___ EXTRACTED DATA
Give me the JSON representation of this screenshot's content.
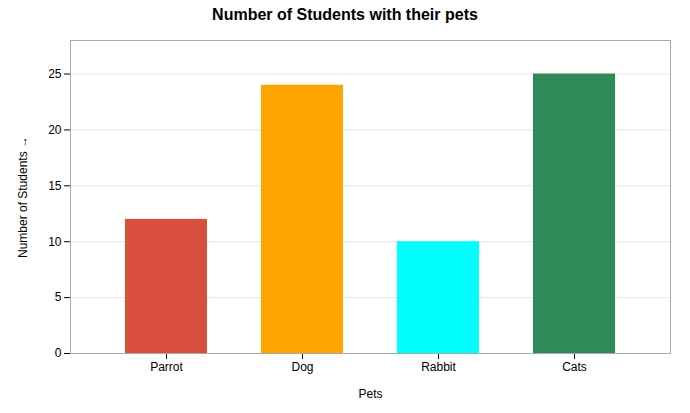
{
  "chart_data": {
    "type": "bar",
    "title": "Number of Students with their pets",
    "xlabel": "Pets",
    "ylabel": "Number of Students",
    "categories": [
      "Parrot",
      "Dog",
      "Rabbit",
      "Cats"
    ],
    "values": [
      12,
      24,
      10,
      25
    ],
    "colors": [
      "#d94f3d",
      "#ffa500",
      "#00ffff",
      "#2e8b57"
    ],
    "ylim": [
      0,
      28
    ],
    "yticks": [
      0,
      5,
      10,
      15,
      20,
      25
    ],
    "grid": true
  }
}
______
▶ _TASK TO CARRY OUT_
Quote the records in their entirety, keeping the wording exact and excluding pictures.

▶ _ANSWER_
Give me the JSON representation of this screenshot's content.
{
  "chart_data": {
    "type": "bar",
    "title": "Number of Students with their pets",
    "xlabel": "Pets",
    "ylabel": "Number of Students",
    "categories": [
      "Parrot",
      "Dog",
      "Rabbit",
      "Cats"
    ],
    "values": [
      12,
      24,
      10,
      25
    ],
    "colors": [
      "#d94f3d",
      "#ffa500",
      "#00ffff",
      "#2e8b57"
    ],
    "ylim": [
      0,
      28
    ],
    "yticks": [
      0,
      5,
      10,
      15,
      20,
      25
    ],
    "grid": true
  }
}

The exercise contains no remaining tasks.